* WHAT NEEDS TO BE DONE: Your job is to retype all of the data word for word, leaving every image out.

::::::::::

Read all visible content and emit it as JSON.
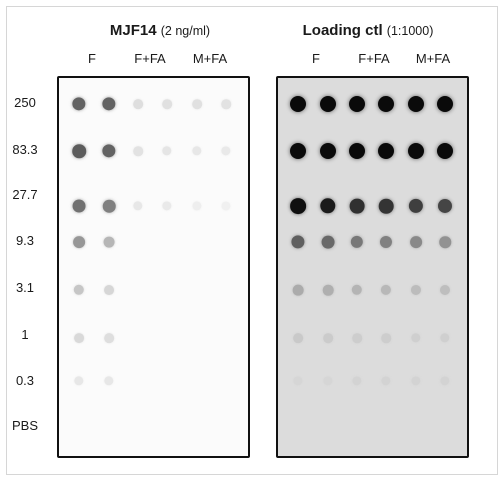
{
  "left_panel": {
    "title": "MJF14",
    "subtitle": "(2 ng/ml)",
    "columns": [
      "F",
      "F+FA",
      "M+FA"
    ],
    "dot_gray": [
      [
        0.62,
        0.62,
        0.1,
        0.09,
        0.09,
        0.08
      ],
      [
        0.65,
        0.62,
        0.08,
        0.07,
        0.06,
        0.05
      ],
      [
        0.56,
        0.5,
        0.06,
        0.05,
        0.03,
        0.02
      ],
      [
        0.4,
        0.27,
        0.0,
        0.0,
        0.0,
        0.0
      ],
      [
        0.2,
        0.13,
        0.0,
        0.0,
        0.0,
        0.0
      ],
      [
        0.12,
        0.1,
        0.0,
        0.0,
        0.0,
        0.0
      ],
      [
        0.06,
        0.06,
        0.0,
        0.0,
        0.0,
        0.0
      ],
      [
        0.0,
        0.0,
        0.0,
        0.0,
        0.0,
        0.0
      ]
    ]
  },
  "right_panel": {
    "title": "Loading ctl",
    "subtitle": "(1:1000)",
    "columns": [
      "F",
      "F+FA",
      "M+FA"
    ],
    "dot_gray": [
      [
        1.0,
        1.0,
        1.0,
        1.0,
        1.0,
        1.0
      ],
      [
        1.0,
        1.0,
        1.0,
        1.0,
        1.0,
        1.0
      ],
      [
        0.97,
        0.92,
        0.82,
        0.8,
        0.75,
        0.72
      ],
      [
        0.6,
        0.55,
        0.48,
        0.44,
        0.4,
        0.36
      ],
      [
        0.24,
        0.22,
        0.2,
        0.18,
        0.16,
        0.15
      ],
      [
        0.1,
        0.09,
        0.08,
        0.08,
        0.07,
        0.07
      ],
      [
        0.04,
        0.04,
        0.05,
        0.05,
        0.05,
        0.05
      ],
      [
        0.0,
        0.0,
        0.0,
        0.0,
        0.0,
        0.0
      ]
    ]
  },
  "row_labels": [
    "250",
    "83.3",
    "27.7",
    "9.3",
    "3.1",
    "1",
    "0.3",
    "PBS"
  ]
}
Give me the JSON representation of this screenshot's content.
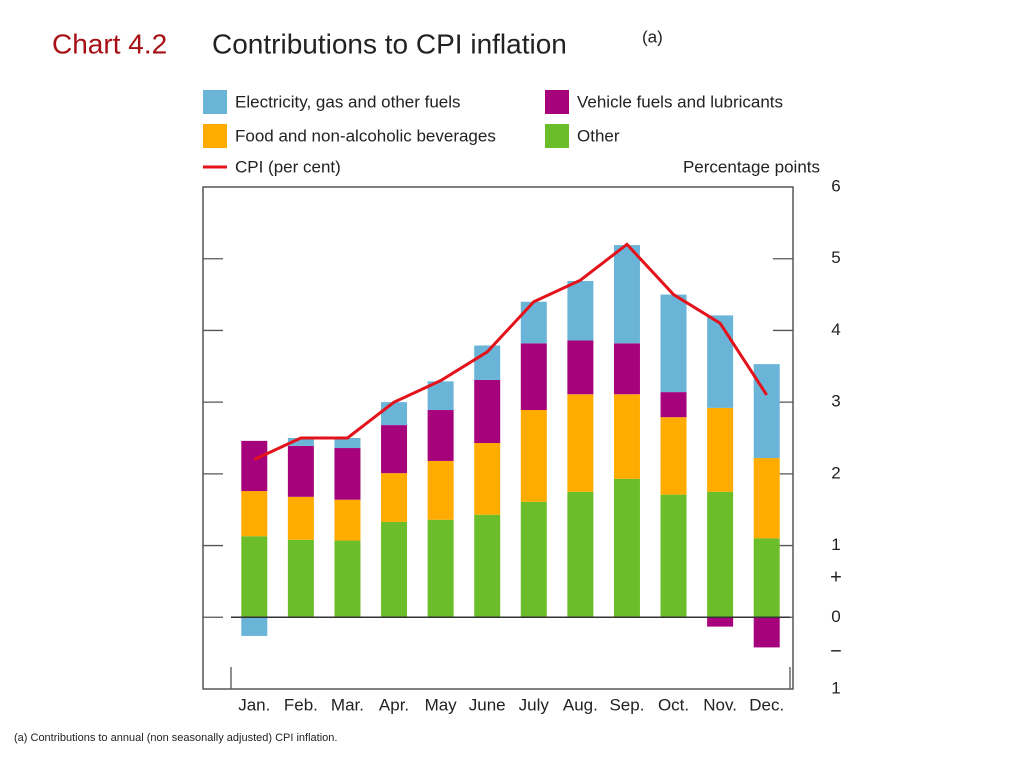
{
  "chart_data": {
    "type": "bar",
    "stacked": true,
    "chart_number": "Chart 4.2",
    "title": "Contributions to CPI inflation",
    "title_note": "(a)",
    "y_axis_label": "Percentage points",
    "axis_signs": [
      "+",
      "−"
    ],
    "footnote": "(a) Contributions to annual (non seasonally adjusted) CPI inflation.",
    "categories": [
      "Jan.",
      "Feb.",
      "Mar.",
      "Apr.",
      "May",
      "June",
      "July",
      "Aug.",
      "Sep.",
      "Oct.",
      "Nov.",
      "Dec."
    ],
    "series": [
      {
        "name": "Other",
        "color": "#6cbd2a",
        "values": [
          1.13,
          1.08,
          1.07,
          1.33,
          1.36,
          1.43,
          1.61,
          1.75,
          1.93,
          1.71,
          1.75,
          1.1
        ]
      },
      {
        "name": "Food and non-alcoholic beverages",
        "color": "#ffab00",
        "values": [
          0.63,
          0.6,
          0.57,
          0.68,
          0.82,
          1.0,
          1.28,
          1.36,
          1.18,
          1.08,
          1.17,
          1.12
        ]
      },
      {
        "name": "Vehicle fuels and lubricants",
        "color": "#a5027c",
        "values": [
          0.7,
          0.71,
          0.72,
          0.67,
          0.71,
          0.88,
          0.93,
          0.75,
          0.71,
          0.35,
          -0.13,
          -0.42
        ]
      },
      {
        "name": "Electricity, gas and other fuels",
        "color": "#6ab4d8",
        "values": [
          -0.26,
          0.11,
          0.14,
          0.32,
          0.4,
          0.48,
          0.58,
          0.83,
          1.37,
          1.36,
          1.29,
          1.31
        ]
      }
    ],
    "line": {
      "name": "CPI (per cent)",
      "color": "#e3121b",
      "values": [
        2.2,
        2.5,
        2.5,
        3.0,
        3.3,
        3.7,
        4.4,
        4.7,
        5.2,
        4.5,
        4.1,
        3.1
      ]
    },
    "ylim": [
      -1,
      6
    ],
    "yticks": [
      {
        "value": -1,
        "label": "1"
      },
      0,
      1,
      2,
      3,
      4,
      5,
      6
    ]
  }
}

::::::::::

* RESULT OF THIS EXERCISE:
Read all visible content and emit it as JSON.
{
  "left_panel": {
    "title": "MJF14",
    "subtitle": "(2 ng/ml)",
    "columns": [
      "F",
      "F+FA",
      "M+FA"
    ],
    "dot_gray": [
      [
        0.62,
        0.62,
        0.1,
        0.09,
        0.09,
        0.08
      ],
      [
        0.65,
        0.62,
        0.08,
        0.07,
        0.06,
        0.05
      ],
      [
        0.56,
        0.5,
        0.06,
        0.05,
        0.03,
        0.02
      ],
      [
        0.4,
        0.27,
        0.0,
        0.0,
        0.0,
        0.0
      ],
      [
        0.2,
        0.13,
        0.0,
        0.0,
        0.0,
        0.0
      ],
      [
        0.12,
        0.1,
        0.0,
        0.0,
        0.0,
        0.0
      ],
      [
        0.06,
        0.06,
        0.0,
        0.0,
        0.0,
        0.0
      ],
      [
        0.0,
        0.0,
        0.0,
        0.0,
        0.0,
        0.0
      ]
    ]
  },
  "right_panel": {
    "title": "Loading ctl",
    "subtitle": "(1:1000)",
    "columns": [
      "F",
      "F+FA",
      "M+FA"
    ],
    "dot_gray": [
      [
        1.0,
        1.0,
        1.0,
        1.0,
        1.0,
        1.0
      ],
      [
        1.0,
        1.0,
        1.0,
        1.0,
        1.0,
        1.0
      ],
      [
        0.97,
        0.92,
        0.82,
        0.8,
        0.75,
        0.72
      ],
      [
        0.6,
        0.55,
        0.48,
        0.44,
        0.4,
        0.36
      ],
      [
        0.24,
        0.22,
        0.2,
        0.18,
        0.16,
        0.15
      ],
      [
        0.1,
        0.09,
        0.08,
        0.08,
        0.07,
        0.07
      ],
      [
        0.04,
        0.04,
        0.05,
        0.05,
        0.05,
        0.05
      ],
      [
        0.0,
        0.0,
        0.0,
        0.0,
        0.0,
        0.0
      ]
    ]
  },
  "row_labels": [
    "250",
    "83.3",
    "27.7",
    "9.3",
    "3.1",
    "1",
    "0.3",
    "PBS"
  ]
}
Give me the JSON representation of this screenshot's content.
{
  "chart_data": {
    "type": "bar",
    "stacked": true,
    "chart_number": "Chart 4.2",
    "title": "Contributions to CPI inflation",
    "title_note": "(a)",
    "y_axis_label": "Percentage points",
    "axis_signs": [
      "+",
      "−"
    ],
    "footnote": "(a) Contributions to annual (non seasonally adjusted) CPI inflation.",
    "categories": [
      "Jan.",
      "Feb.",
      "Mar.",
      "Apr.",
      "May",
      "June",
      "July",
      "Aug.",
      "Sep.",
      "Oct.",
      "Nov.",
      "Dec."
    ],
    "series": [
      {
        "name": "Other",
        "color": "#6cbd2a",
        "values": [
          1.13,
          1.08,
          1.07,
          1.33,
          1.36,
          1.43,
          1.61,
          1.75,
          1.93,
          1.71,
          1.75,
          1.1
        ]
      },
      {
        "name": "Food and non-alcoholic beverages",
        "color": "#ffab00",
        "values": [
          0.63,
          0.6,
          0.57,
          0.68,
          0.82,
          1.0,
          1.28,
          1.36,
          1.18,
          1.08,
          1.17,
          1.12
        ]
      },
      {
        "name": "Vehicle fuels and lubricants",
        "color": "#a5027c",
        "values": [
          0.7,
          0.71,
          0.72,
          0.67,
          0.71,
          0.88,
          0.93,
          0.75,
          0.71,
          0.35,
          -0.13,
          -0.42
        ]
      },
      {
        "name": "Electricity, gas and other fuels",
        "color": "#6ab4d8",
        "values": [
          -0.26,
          0.11,
          0.14,
          0.32,
          0.4,
          0.48,
          0.58,
          0.83,
          1.37,
          1.36,
          1.29,
          1.31
        ]
      }
    ],
    "line": {
      "name": "CPI (per cent)",
      "color": "#e3121b",
      "values": [
        2.2,
        2.5,
        2.5,
        3.0,
        3.3,
        3.7,
        4.4,
        4.7,
        5.2,
        4.5,
        4.1,
        3.1
      ]
    },
    "ylim": [
      -1,
      6
    ],
    "yticks": [
      {
        "value": -1,
        "label": "1"
      },
      0,
      1,
      2,
      3,
      4,
      5,
      6
    ]
  }
}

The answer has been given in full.